EXERCISE BRIEF:
Write every record out again exactly as given.

[start]

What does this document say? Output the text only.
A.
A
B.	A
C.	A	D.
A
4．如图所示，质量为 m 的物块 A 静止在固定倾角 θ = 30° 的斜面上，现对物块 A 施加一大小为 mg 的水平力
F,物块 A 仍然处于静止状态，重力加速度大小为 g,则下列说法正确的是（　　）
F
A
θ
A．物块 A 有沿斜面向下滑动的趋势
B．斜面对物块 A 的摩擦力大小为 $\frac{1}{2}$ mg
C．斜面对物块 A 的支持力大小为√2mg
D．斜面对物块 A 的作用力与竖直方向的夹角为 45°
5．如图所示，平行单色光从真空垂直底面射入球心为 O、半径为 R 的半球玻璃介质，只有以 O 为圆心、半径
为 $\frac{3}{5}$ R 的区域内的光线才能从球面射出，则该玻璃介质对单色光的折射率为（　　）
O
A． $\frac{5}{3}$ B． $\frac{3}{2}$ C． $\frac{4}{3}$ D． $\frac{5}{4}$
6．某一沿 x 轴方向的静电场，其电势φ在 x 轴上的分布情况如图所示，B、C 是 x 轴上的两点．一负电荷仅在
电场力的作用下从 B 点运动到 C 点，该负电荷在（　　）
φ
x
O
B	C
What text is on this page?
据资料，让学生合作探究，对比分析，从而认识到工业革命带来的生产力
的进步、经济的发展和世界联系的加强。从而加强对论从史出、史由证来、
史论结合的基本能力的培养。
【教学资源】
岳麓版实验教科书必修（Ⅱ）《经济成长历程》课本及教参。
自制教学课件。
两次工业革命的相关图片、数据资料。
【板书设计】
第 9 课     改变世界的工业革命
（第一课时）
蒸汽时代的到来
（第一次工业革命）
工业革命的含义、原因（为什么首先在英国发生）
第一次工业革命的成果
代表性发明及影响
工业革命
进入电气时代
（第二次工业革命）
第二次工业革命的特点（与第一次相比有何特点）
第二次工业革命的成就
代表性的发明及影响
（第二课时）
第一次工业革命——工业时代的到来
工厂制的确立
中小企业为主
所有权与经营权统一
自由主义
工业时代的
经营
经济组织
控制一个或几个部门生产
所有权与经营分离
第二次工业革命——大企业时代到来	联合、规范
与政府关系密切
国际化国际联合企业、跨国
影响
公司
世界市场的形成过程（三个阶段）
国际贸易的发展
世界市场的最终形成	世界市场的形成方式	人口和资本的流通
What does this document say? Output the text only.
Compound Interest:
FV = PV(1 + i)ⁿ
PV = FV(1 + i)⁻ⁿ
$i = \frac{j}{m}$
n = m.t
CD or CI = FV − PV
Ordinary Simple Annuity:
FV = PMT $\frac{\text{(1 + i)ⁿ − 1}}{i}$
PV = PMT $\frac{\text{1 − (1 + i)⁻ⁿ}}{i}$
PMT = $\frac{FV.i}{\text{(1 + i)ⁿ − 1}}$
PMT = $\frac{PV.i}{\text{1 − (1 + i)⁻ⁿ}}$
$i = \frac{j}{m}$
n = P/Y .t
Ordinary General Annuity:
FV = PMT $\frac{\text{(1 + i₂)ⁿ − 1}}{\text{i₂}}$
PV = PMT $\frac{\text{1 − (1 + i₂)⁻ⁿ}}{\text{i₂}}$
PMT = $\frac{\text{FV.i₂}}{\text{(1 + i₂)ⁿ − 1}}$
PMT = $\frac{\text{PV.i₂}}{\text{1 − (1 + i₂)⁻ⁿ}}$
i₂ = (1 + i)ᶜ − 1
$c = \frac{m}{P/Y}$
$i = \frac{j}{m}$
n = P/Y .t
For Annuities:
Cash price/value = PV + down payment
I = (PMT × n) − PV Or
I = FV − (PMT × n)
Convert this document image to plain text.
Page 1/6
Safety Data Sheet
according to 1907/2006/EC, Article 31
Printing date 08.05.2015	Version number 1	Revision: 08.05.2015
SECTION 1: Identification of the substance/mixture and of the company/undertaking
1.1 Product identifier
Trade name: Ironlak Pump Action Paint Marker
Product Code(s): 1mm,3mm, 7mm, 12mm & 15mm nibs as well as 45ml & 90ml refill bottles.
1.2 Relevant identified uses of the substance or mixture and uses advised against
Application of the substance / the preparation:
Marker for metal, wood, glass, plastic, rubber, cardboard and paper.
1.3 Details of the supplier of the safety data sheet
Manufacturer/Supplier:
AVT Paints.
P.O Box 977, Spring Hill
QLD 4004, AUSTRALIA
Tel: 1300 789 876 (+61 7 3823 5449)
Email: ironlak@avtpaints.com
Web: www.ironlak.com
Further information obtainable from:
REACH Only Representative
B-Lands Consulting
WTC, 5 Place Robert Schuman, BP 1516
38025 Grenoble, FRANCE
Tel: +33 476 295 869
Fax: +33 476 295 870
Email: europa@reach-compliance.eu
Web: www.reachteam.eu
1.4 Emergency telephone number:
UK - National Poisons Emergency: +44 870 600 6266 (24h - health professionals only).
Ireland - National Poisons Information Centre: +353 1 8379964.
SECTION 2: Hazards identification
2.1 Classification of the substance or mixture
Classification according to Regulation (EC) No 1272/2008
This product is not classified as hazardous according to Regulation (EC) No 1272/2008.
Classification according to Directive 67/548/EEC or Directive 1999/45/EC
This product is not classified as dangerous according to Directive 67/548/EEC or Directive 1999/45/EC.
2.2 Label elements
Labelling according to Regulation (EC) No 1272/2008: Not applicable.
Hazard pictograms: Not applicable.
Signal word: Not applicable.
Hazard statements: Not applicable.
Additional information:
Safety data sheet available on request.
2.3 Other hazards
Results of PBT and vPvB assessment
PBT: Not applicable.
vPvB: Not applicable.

[end]

TASK RESPONSE:
What does this document say? Output the text only.
A.
A
B.	A
C.	A	D.
A
4．如图所示，质量为 m 的物块 A 静止在固定倾角 θ = 30° 的斜面上，现对物块 A 施加一大小为 mg 的水平力
F,物块 A 仍然处于静止状态，重力加速度大小为 g,则下列说法正确的是（　　）
F
A
θ
A．物块 A 有沿斜面向下滑动的趋势
B．斜面对物块 A 的摩擦力大小为 $\frac{1}{2}$ mg
C．斜面对物块 A 的支持力大小为√2mg
D．斜面对物块 A 的作用力与竖直方向的夹角为 45°
5．如图所示，平行单色光从真空垂直底面射入球心为 O、半径为 R 的半球玻璃介质，只有以 O 为圆心、半径
为 $\frac{3}{5}$ R 的区域内的光线才能从球面射出，则该玻璃介质对单色光的折射率为（　　）
O
A． $\frac{5}{3}$ B． $\frac{3}{2}$ C． $\frac{4}{3}$ D． $\frac{5}{4}$
6．某一沿 x 轴方向的静电场，其电势φ在 x 轴上的分布情况如图所示，B、C 是 x 轴上的两点．一负电荷仅在
电场力的作用下从 B 点运动到 C 点，该负电荷在（　　）
φ
x
O
B	C
What text is on this page?
据资料，让学生合作探究，对比分析，从而认识到工业革命带来的生产力
的进步、经济的发展和世界联系的加强。从而加强对论从史出、史由证来、
史论结合的基本能力的培养。
【教学资源】
岳麓版实验教科书必修（Ⅱ）《经济成长历程》课本及教参。
自制教学课件。
两次工业革命的相关图片、数据资料。
【板书设计】
第 9 课     改变世界的工业革命
（第一课时）
蒸汽时代的到来
（第一次工业革命）
工业革命的含义、原因（为什么首先在英国发生）
第一次工业革命的成果
代表性发明及影响
工业革命
进入电气时代
（第二次工业革命）
第二次工业革命的特点（与第一次相比有何特点）
第二次工业革命的成就
代表性的发明及影响
（第二课时）
第一次工业革命——工业时代的到来
工厂制的确立
中小企业为主
所有权与经营权统一
自由主义
工业时代的
经营
经济组织
控制一个或几个部门生产
所有权与经营分离
第二次工业革命——大企业时代到来	联合、规范
与政府关系密切
国际化国际联合企业、跨国
影响
公司
世界市场的形成过程（三个阶段）
国际贸易的发展
世界市场的最终形成	世界市场的形成方式	人口和资本的流通
What does this document say? Output the text only.
Compound Interest:
FV = PV(1 + i)ⁿ
PV = FV(1 + i)⁻ⁿ
$i = \frac{j}{m}$
n = m.t
CD or CI = FV − PV
Ordinary Simple Annuity:
FV = PMT $\frac{\text{(1 + i)ⁿ − 1}}{i}$
PV = PMT $\frac{\text{1 − (1 + i)⁻ⁿ}}{i}$
PMT = $\frac{FV.i}{\text{(1 + i)ⁿ − 1}}$
PMT = $\frac{PV.i}{\text{1 − (1 + i)⁻ⁿ}}$
$i = \frac{j}{m}$
n = P/Y .t
Ordinary General Annuity:
FV = PMT $\frac{\text{(1 + i₂)ⁿ − 1}}{\text{i₂}}$
PV = PMT $\frac{\text{1 − (1 + i₂)⁻ⁿ}}{\text{i₂}}$
PMT = $\frac{\text{FV.i₂}}{\text{(1 + i₂)ⁿ − 1}}$
PMT = $\frac{\text{PV.i₂}}{\text{1 − (1 + i₂)⁻ⁿ}}$
i₂ = (1 + i)ᶜ − 1
$c = \frac{m}{P/Y}$
$i = \frac{j}{m}$
n = P/Y .t
For Annuities:
Cash price/value = PV + down payment
I = (PMT × n) − PV Or
I = FV − (PMT × n)
Convert this document image to plain text.
Page 1/6
Safety Data Sheet
according to 1907/2006/EC, Article 31
Printing date 08.05.2015	Version number 1	Revision: 08.05.2015
SECTION 1: Identification of the substance/mixture and of the company/undertaking
1.1 Product identifier
Trade name: Ironlak Pump Action Paint Marker
Product Code(s): 1mm,3mm, 7mm, 12mm & 15mm nibs as well as 45ml & 90ml refill bottles.
1.2 Relevant identified uses of the substance or mixture and uses advised against
Application of the substance / the preparation:
Marker for metal, wood, glass, plastic, rubber, cardboard and paper.
1.3 Details of the supplier of the safety data sheet
Manufacturer/Supplier:
AVT Paints.
P.O Box 977, Spring Hill
QLD 4004, AUSTRALIA
Tel: 1300 789 876 (+61 7 3823 5449)
Email: ironlak@avtpaints.com
Web: www.ironlak.com
Further information obtainable from:
REACH Only Representative
B-Lands Consulting
WTC, 5 Place Robert Schuman, BP 1516
38025 Grenoble, FRANCE
Tel: +33 476 295 869
Fax: +33 476 295 870
Email: europa@reach-compliance.eu
Web: www.reachteam.eu
1.4 Emergency telephone number:
UK - National Poisons Emergency: +44 870 600 6266 (24h - health professionals only).
Ireland - National Poisons Information Centre: +353 1 8379964.
SECTION 2: Hazards identification
2.1 Classification of the substance or mixture
Classification according to Regulation (EC) No 1272/2008
This product is not classified as hazardous according to Regulation (EC) No 1272/2008.
Classification according to Directive 67/548/EEC or Directive 1999/45/EC
This product is not classified as dangerous according to Directive 67/548/EEC or Directive 1999/45/EC.
2.2 Label elements
Labelling according to Regulation (EC) No 1272/2008: Not applicable.
Hazard pictograms: Not applicable.
Signal word: Not applicable.
Hazard statements: Not applicable.
Additional information:
Safety data sheet available on request.
2.3 Other hazards
Results of PBT and vPvB assessment
PBT: Not applicable.
vPvB: Not applicable.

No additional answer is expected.